* TASK DETAILS *
Reply with one number only: the count of lines below that contain the word "involves".
┄┄┄┄┄┄
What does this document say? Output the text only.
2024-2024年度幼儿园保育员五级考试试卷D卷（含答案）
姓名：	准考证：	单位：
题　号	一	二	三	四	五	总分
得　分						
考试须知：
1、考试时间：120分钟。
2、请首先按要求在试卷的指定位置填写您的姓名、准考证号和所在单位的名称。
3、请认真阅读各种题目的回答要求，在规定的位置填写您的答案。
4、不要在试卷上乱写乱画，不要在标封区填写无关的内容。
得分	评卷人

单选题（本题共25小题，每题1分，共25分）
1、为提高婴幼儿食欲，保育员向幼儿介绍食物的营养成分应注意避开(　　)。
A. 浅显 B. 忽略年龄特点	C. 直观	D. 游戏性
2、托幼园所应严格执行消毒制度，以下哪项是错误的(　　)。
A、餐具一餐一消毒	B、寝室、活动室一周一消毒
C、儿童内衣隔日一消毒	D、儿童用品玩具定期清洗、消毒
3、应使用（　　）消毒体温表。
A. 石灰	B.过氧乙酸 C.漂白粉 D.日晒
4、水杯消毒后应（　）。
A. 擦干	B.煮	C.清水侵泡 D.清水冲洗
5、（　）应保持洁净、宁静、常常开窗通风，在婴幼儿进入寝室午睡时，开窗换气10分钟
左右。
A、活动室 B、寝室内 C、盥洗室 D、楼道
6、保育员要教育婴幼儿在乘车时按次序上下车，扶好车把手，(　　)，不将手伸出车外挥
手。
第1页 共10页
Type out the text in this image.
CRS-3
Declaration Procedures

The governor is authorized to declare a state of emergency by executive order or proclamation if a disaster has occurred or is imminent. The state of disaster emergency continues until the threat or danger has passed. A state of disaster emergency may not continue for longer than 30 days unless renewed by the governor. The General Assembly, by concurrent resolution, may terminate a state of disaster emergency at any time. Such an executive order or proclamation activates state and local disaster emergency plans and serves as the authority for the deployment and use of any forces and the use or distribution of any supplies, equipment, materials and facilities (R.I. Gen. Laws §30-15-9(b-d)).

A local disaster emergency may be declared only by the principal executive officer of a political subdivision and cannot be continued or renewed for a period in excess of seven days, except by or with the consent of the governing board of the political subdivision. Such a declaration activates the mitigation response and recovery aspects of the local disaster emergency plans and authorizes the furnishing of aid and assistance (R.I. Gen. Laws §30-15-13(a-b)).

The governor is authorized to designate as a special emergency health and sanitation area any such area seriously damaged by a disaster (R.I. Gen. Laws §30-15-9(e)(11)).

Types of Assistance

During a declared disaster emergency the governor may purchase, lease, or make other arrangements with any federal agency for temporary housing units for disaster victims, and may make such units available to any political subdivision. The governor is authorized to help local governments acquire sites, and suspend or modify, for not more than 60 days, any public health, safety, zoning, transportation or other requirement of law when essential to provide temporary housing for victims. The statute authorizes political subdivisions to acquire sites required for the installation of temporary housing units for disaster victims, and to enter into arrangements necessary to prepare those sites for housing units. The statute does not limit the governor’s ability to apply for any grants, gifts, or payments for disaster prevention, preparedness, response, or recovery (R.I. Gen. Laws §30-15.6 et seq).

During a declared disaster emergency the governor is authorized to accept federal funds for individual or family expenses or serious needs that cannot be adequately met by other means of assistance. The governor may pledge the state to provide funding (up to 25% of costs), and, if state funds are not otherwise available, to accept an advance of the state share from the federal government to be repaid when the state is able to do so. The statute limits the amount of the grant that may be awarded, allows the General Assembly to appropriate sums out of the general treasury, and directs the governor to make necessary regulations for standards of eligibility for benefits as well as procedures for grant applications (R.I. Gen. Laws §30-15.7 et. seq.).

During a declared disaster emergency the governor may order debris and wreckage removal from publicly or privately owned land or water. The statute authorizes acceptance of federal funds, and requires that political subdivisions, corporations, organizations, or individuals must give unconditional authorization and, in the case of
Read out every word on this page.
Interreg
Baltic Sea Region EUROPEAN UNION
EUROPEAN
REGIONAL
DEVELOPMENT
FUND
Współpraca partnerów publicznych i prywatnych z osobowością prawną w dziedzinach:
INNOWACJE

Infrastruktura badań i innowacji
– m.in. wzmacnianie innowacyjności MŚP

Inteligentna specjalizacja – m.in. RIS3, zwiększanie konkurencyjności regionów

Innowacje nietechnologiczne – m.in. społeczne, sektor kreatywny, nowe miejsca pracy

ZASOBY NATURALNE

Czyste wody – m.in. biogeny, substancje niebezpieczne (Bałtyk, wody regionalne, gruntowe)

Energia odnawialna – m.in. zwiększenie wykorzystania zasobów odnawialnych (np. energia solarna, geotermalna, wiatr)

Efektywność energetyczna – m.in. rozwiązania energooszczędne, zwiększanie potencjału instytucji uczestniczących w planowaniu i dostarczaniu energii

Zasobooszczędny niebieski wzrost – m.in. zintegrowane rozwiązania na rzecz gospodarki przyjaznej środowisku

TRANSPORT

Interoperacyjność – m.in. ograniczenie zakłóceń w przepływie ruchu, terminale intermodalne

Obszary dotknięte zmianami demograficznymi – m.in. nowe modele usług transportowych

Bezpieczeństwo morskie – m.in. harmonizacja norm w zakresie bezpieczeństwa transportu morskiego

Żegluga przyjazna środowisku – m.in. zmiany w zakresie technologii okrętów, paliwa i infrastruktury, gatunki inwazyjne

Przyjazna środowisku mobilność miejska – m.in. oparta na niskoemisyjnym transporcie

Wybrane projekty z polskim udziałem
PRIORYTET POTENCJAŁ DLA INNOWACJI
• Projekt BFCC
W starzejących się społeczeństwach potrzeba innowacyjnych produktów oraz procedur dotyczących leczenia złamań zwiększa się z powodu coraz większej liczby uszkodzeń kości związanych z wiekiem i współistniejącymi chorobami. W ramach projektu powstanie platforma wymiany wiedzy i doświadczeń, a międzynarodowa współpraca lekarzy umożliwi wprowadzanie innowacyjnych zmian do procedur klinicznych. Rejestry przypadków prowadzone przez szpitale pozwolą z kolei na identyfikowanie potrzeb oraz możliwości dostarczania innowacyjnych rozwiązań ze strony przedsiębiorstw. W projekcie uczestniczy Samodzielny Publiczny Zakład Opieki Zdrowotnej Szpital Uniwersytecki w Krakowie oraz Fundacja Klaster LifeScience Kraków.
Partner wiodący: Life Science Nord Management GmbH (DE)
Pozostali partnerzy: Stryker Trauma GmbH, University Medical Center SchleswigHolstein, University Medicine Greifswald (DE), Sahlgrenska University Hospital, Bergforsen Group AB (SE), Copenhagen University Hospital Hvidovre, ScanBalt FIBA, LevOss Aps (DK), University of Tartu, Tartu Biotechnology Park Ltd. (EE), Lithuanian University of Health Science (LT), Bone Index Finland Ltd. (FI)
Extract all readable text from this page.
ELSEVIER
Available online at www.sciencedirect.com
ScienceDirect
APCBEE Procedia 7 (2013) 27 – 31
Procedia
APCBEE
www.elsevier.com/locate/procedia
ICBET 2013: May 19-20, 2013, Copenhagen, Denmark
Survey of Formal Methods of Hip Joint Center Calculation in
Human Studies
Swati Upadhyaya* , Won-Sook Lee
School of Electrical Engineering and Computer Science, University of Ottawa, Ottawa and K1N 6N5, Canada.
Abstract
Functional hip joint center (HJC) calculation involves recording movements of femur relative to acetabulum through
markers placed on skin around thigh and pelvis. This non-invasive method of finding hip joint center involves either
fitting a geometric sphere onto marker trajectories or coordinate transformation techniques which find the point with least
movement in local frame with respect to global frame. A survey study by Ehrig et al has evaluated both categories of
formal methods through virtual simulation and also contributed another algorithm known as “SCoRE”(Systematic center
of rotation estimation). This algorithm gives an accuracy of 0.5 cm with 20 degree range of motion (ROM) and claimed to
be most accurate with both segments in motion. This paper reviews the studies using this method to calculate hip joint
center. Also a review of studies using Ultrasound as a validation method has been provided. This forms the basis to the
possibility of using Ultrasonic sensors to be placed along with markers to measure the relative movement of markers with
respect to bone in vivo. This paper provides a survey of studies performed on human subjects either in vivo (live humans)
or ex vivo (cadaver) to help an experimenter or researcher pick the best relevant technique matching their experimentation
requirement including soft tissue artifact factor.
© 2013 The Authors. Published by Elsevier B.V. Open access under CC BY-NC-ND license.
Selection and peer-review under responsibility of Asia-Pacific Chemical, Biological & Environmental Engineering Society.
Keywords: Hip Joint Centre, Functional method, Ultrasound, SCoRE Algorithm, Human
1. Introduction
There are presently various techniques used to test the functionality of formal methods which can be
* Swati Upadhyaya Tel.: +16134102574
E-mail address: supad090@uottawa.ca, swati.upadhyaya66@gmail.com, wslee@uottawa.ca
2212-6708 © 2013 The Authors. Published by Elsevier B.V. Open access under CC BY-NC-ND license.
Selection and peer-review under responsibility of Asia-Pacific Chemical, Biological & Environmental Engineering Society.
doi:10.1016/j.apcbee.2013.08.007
┄┄┄┄┄┄
* CORRECT RESPONSE *
2